■ Task a: In the entries, can you write out again the lines from the one with "nav-quick-item[interactable]: !!!!!!OpenDiag (Все" up to and including the one with "downloads-folder-icon[interactable] bbox=[223, 200, 245, 218]", substituting "Мой компьютер" for "Этот компьютер" and leaving everything else unchanged?

Green Line LRT | ?m | ?s | Calgary Transit

Go Elevated or try for Underground?

  • Work with the province and go with the Elevated option

    Votes: 54 74.0%
  • Try another approach and go for Underground option

    Votes: 16 21.9%
  • Cancel it altogether

    Votes: 1 1.4%
  • Go with a BRT solution

    Votes: 2 2.7%

  • Total voters
    73
We are 3 days away from the 8 year anniversary of this project being announced. Wow!
I remember that. We were getting 1.5 billion from the feds, 1.5 billion from our $52 million/year health region rebate (or whatever it was), and assuming 1.5 billion would come from the province. We wouldn't need the SETWAY - for that kind of money, we could just build the whole line as LRT, all at once. And it would open by 2026. I was super excited.
 
We should be close to finding out the actual cost of Phase 1 of Phase 1. I mean close in the timeline of this whole thing where January 2024 is tomorrow and July 2024 is next week. I assume once that's finalized, they'll see where they're at and what if any money is left. Sorry Crescent Heights, you're going to be waiting awhile for your improved public realm.

■ Records for the task:

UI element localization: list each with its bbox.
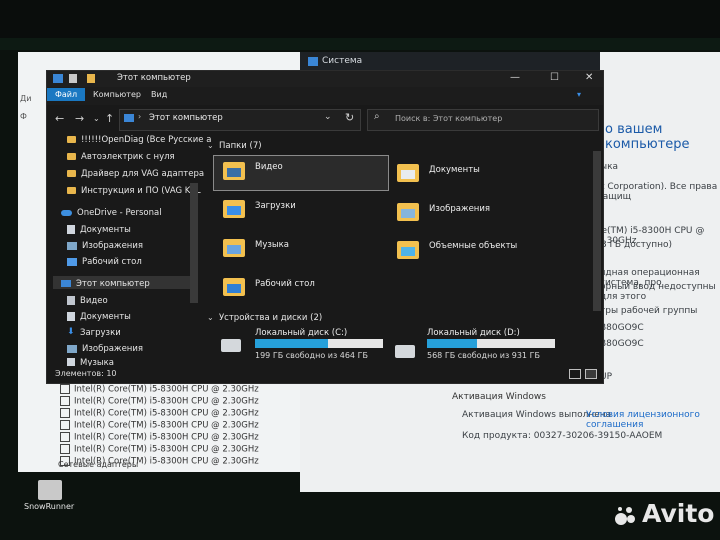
nav-quick-item[interactable]: !!!!!!OpenDiag (Все Русские а bbox=[67, 135, 211, 145]
nav-onedrive[interactable]: OneDrive - Personal bbox=[61, 208, 162, 218]
refresh-icon[interactable]: ↻ bbox=[345, 111, 354, 124]
explorer-app-icon bbox=[53, 74, 63, 83]
desktop-folder-icon[interactable] bbox=[223, 278, 245, 296]
forward-arrow-icon[interactable]: → bbox=[75, 112, 84, 125]
address-text: Этот компьютер bbox=[149, 113, 223, 123]
address-dropdown-icon[interactable]: ⌄ bbox=[324, 112, 332, 122]
sys-line: тры рабочей группы bbox=[600, 306, 698, 316]
minimize-button[interactable]: — bbox=[510, 72, 520, 83]
drives-header[interactable]: Устройства и диски (2) bbox=[219, 313, 322, 323]
search-icon: ⌕ bbox=[374, 111, 380, 122]
nav-quick-item[interactable]: Автоэлектрик с нуля bbox=[67, 152, 175, 162]
cpu-row[interactable]: Intel(R) Core(TM) i5-8300H CPU @ 2.30GHz bbox=[60, 396, 259, 407]
folders-header[interactable]: Папки (7) bbox=[219, 141, 262, 151]
folder-3d-objects[interactable]: Объемные объекты bbox=[429, 241, 517, 251]
nav-this-pc[interactable]: Этот компьютер bbox=[61, 279, 150, 289]
breadcrumb-separator-icon[interactable]: › bbox=[138, 112, 141, 121]
downloads-folder-icon[interactable] bbox=[223, 200, 245, 218]
drive-d-usage-bar bbox=[427, 339, 555, 348]
avito-watermark: Avito bbox=[642, 499, 715, 528]
network-adapters-item[interactable]: Сетевые адаптеры bbox=[58, 460, 138, 469]
system-window-icon bbox=[308, 57, 318, 66]
drive-d-usage-fill bbox=[427, 339, 477, 348]
tab-view[interactable]: Вид bbox=[151, 90, 167, 99]
drive-d-name[interactable]: Локальный диск (D:) bbox=[427, 328, 520, 338]
drive-c-usage-bar bbox=[255, 339, 383, 348]
tab-computer[interactable]: Компьютер bbox=[93, 90, 141, 99]
drive-c-usage-fill bbox=[255, 339, 328, 348]
sys-line: B80GO9C bbox=[600, 323, 644, 333]
nav-onedrive-desktop[interactable]: Рабочий стол bbox=[67, 257, 142, 267]
cpu-row[interactable]: Intel(R) Core(TM) i5-8300H CPU @ 2.30GHz bbox=[60, 444, 259, 455]
drive-c-name[interactable]: Локальный диск (C:) bbox=[255, 328, 347, 338]
folder-documents[interactable]: Документы bbox=[429, 165, 480, 175]
folder-images[interactable]: Изображения bbox=[429, 204, 490, 214]
nav-onedrive-documents[interactable]: Документы bbox=[67, 225, 131, 235]
back-arrow-icon[interactable]: ← bbox=[55, 112, 64, 125]
cpu-row[interactable]: Intel(R) Core(TM) i5-8300H CPU @ 2.30GHz bbox=[60, 432, 259, 443]
up-arrow-icon[interactable]: ↑ bbox=[105, 112, 114, 125]
activation-heading: Активация Windows bbox=[452, 392, 546, 402]
documents-folder-icon[interactable] bbox=[397, 164, 419, 182]
system-heading: о вашем компьютере bbox=[605, 122, 690, 152]
folder-music[interactable]: Музыка bbox=[255, 240, 289, 250]
folder-downloads[interactable]: Загрузки bbox=[255, 201, 296, 211]
nav-pc-images[interactable]: Изображения bbox=[67, 344, 143, 354]
this-pc-icon bbox=[124, 114, 134, 122]
drive-d-icon[interactable] bbox=[395, 345, 415, 358]
recent-chevron-icon[interactable]: ⌄ bbox=[93, 114, 100, 123]
details-view-icon[interactable] bbox=[569, 369, 581, 379]
sys-line: орный ввод недоступны для этого bbox=[600, 282, 716, 302]
ribbon-expand-icon[interactable]: ▾ bbox=[577, 90, 581, 99]
sys-line: ,8 ГБ доступно) bbox=[598, 240, 673, 250]
drives-collapse-icon[interactable]: ⌄ bbox=[207, 313, 214, 322]
system-window-title: Система bbox=[322, 56, 363, 66]
cpu-row[interactable]: Intel(R) Core(TM) i5-8300H CPU @ 2.30GHz bbox=[60, 384, 259, 395]
snowrunner-label[interactable]: SnowRunner bbox=[24, 502, 74, 511]
nav-onedrive-images[interactable]: Изображения bbox=[67, 241, 143, 251]
nav-pc-music[interactable]: Музыка bbox=[67, 358, 114, 366]
nav-quick-item[interactable]: Инструкция и ПО (VAG KKL bbox=[67, 186, 201, 196]
product-code: Код продукта: 00327-30206-39150-AAOEM bbox=[462, 431, 663, 441]
nav-pc-documents[interactable]: Документы bbox=[67, 312, 131, 322]
3d-objects-folder-icon[interactable] bbox=[397, 241, 419, 259]
avito-logo-icon bbox=[614, 504, 638, 528]
nav-pc-video[interactable]: Видео bbox=[67, 296, 108, 306]
license-link[interactable]: Условия лицензионного соглашения bbox=[586, 410, 720, 430]
quick-access-folder-icon[interactable] bbox=[87, 74, 95, 83]
cpu-row[interactable]: Intel(R) Core(TM) i5-8300H CPU @ 2.30GHz bbox=[60, 408, 259, 419]
content-scrollbar[interactable] bbox=[593, 151, 601, 311]
close-button[interactable]: ✕ bbox=[585, 72, 593, 83]
left-window-fragment-2: Ф bbox=[20, 112, 27, 121]
sys-line: ft Corporation). Все права защищ bbox=[598, 182, 718, 202]
drive-c-icon[interactable] bbox=[221, 339, 241, 352]
nav-quick-item[interactable]: Драйвер для VAG адаптера bbox=[67, 169, 204, 179]
drive-d-free: 568 ГБ свободно из 931 ГБ bbox=[427, 351, 540, 360]
desktop-strip bbox=[0, 38, 720, 50]
music-folder-icon[interactable] bbox=[223, 239, 245, 257]
folders-collapse-icon[interactable]: ⌄ bbox=[207, 141, 214, 150]
cpu-row[interactable]: Intel(R) Core(TM) i5-8300H CPU @ 2.30GHz bbox=[60, 420, 259, 431]
snowrunner-icon[interactable] bbox=[38, 480, 62, 500]
status-bar bbox=[47, 367, 603, 382]
folder-desktop[interactable]: Рабочий стол bbox=[255, 279, 315, 289]
large-icons-view-icon[interactable] bbox=[585, 369, 597, 379]
nav-scrollbar[interactable] bbox=[190, 183, 198, 303]
explorer-title: Этот компьютер bbox=[117, 73, 191, 83]
explorer-window: Этот компьютер — ☐ ✕ Файл Компьютер Вид … bbox=[46, 70, 604, 384]
images-folder-icon[interactable] bbox=[397, 203, 419, 221]
tab-file[interactable]: Файл bbox=[47, 88, 86, 101]
status-item-count: Элементов: 10 bbox=[55, 369, 117, 378]
quick-access-properties-icon[interactable] bbox=[69, 74, 77, 83]
nav-pc-downloads[interactable]: ⬇ Загрузки bbox=[67, 328, 121, 339]
folder-video[interactable]: Видео bbox=[255, 162, 283, 172]
search-placeholder: Поиск в: Этот компьютер bbox=[395, 114, 503, 123]
video-folder-icon[interactable] bbox=[223, 162, 245, 180]
drive-c-free: 199 ГБ свободно из 464 ГБ bbox=[255, 351, 368, 360]
sys-line: B80GO9C bbox=[600, 339, 644, 349]
left-window-fragment-1: Ди bbox=[20, 94, 32, 103]
maximize-button[interactable]: ☐ bbox=[550, 72, 559, 83]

■ Task b: Can you copy the Green Line LRT discussion from "Votes: 1 1.4%" up to and including "improved public realm." without changing a word?

■ Task result a:
nav-quick-item[interactable]: !!!!!!OpenDiag (Все Русские а bbox=[67, 135, 211, 145]
nav-onedrive[interactable]: OneDrive - Personal bbox=[61, 208, 162, 218]
refresh-icon[interactable]: ↻ bbox=[345, 111, 354, 124]
explorer-app-icon bbox=[53, 74, 63, 83]
desktop-folder-icon[interactable] bbox=[223, 278, 245, 296]
forward-arrow-icon[interactable]: → bbox=[75, 112, 84, 125]
address-text: Мой компьютер bbox=[149, 113, 223, 123]
address-dropdown-icon[interactable]: ⌄ bbox=[324, 112, 332, 122]
sys-line: тры рабочей группы bbox=[600, 306, 698, 316]
minimize-button[interactable]: — bbox=[510, 72, 520, 83]
drives-header[interactable]: Устройства и диски (2) bbox=[219, 313, 322, 323]
search-icon: ⌕ bbox=[374, 111, 380, 122]
nav-quick-item[interactable]: Автоэлектрик с нуля bbox=[67, 152, 175, 162]
cpu-row[interactable]: Intel(R) Core(TM) i5-8300H CPU @ 2.30GHz bbox=[60, 396, 259, 407]
folders-header[interactable]: Папки (7) bbox=[219, 141, 262, 151]
folder-3d-objects[interactable]: Объемные объекты bbox=[429, 241, 517, 251]
nav-this-pc[interactable]: Мой компьютер bbox=[61, 279, 150, 289]
breadcrumb-separator-icon[interactable]: › bbox=[138, 112, 141, 121]
downloads-folder-icon[interactable] bbox=[223, 200, 245, 218]

■ Task result b:
Votes: 1 1.4%
  • Go with a BRT solution

    Votes: 2 2.7%

  • Total voters
    73
We are 3 days away from the 8 year anniversary of this project being announced. Wow!
I remember that. We were getting 1.5 billion from the feds, 1.5 billion from our $52 million/year health region rebate (or whatever it was), and assuming 1.5 billion would come from the province. We wouldn't need the SETWAY - for that kind of money, we could just build the whole line as LRT, all at once. And it would open by 2026. I was super excited.
 
We should be close to finding out the actual cost of Phase 1 of Phase 1. I mean close in the timeline of this whole thing where January 2024 is tomorrow and July 2024 is next week. I assume once that's finalized, they'll see where they're at and what if any money is left. Sorry Crescent Heights, you're going to be waiting awhile for your improved public realm.